_PROVIDED RECORDS:_

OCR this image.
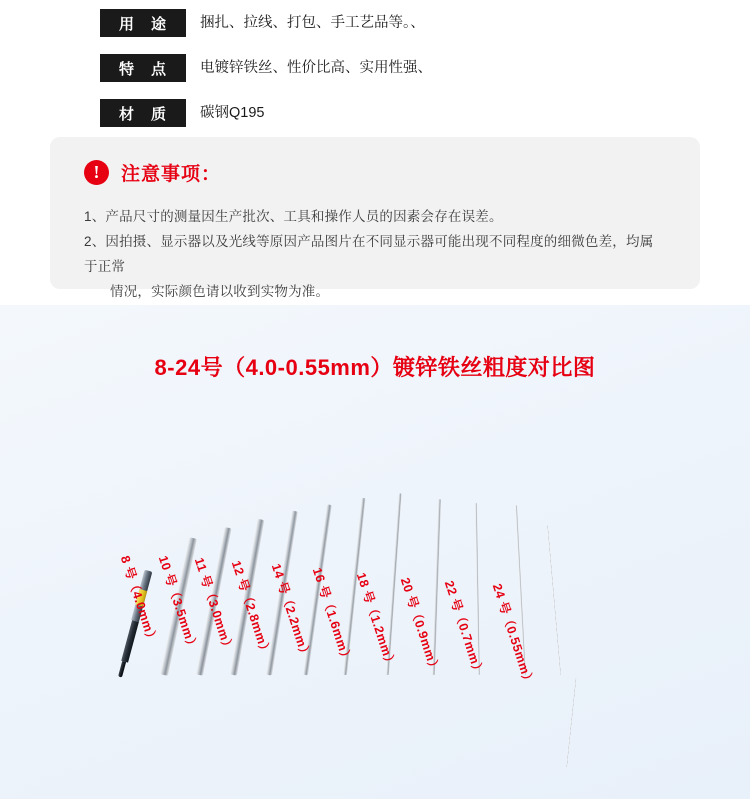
用　途	捆扎、拉线、打包、手工艺品等。、
特　点	电镀锌铁丝、性价比高、实用性强、
材　质	碳钢Q195
!	注意事项：
1、产品尺寸的测量因生产批次、工具和操作人员的因素会存在误差。
2、因拍摄、显示器以及光线等原因产品图片在不同显示器可能出现不同程度的细微色差，均属于正常
情况，实际颜色请以收到实物为准。
8-24号（4.0-0.55mm）镀锌铁丝粗度对比图
8 号（4.0mm）
10 号（3.5mm）
11 号（3.0mm）
12 号（2.8mm）
14 号（2.2mm）
16 号（1.6mm）
18 号（1.2mm）
20 号（0.9mm）
22 号（0.7mm）
24 号（0.55mm）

_WHAT YOU ARE ASKED TO DO:_
Each line above is to be copied verbatim. Drop any image from the copy.

_RESPONSE BELOW:_
OCR this image.
用　途	捆扎、拉线、打包、手工艺品等。、
特　点	电镀锌铁丝、性价比高、实用性强、
材　质	碳钢Q195
!	注意事项：
1、产品尺寸的测量因生产批次、工具和操作人员的因素会存在误差。
2、因拍摄、显示器以及光线等原因产品图片在不同显示器可能出现不同程度的细微色差，均属于正常
情况，实际颜色请以收到实物为准。
8-24号（4.0-0.55mm）镀锌铁丝粗度对比图
8 号（4.0mm）
10 号（3.5mm）
11 号（3.0mm）
12 号（2.8mm）
14 号（2.2mm）
16 号（1.6mm）
18 号（1.2mm）
20 号（0.9mm）
22 号（0.7mm）
24 号（0.55mm）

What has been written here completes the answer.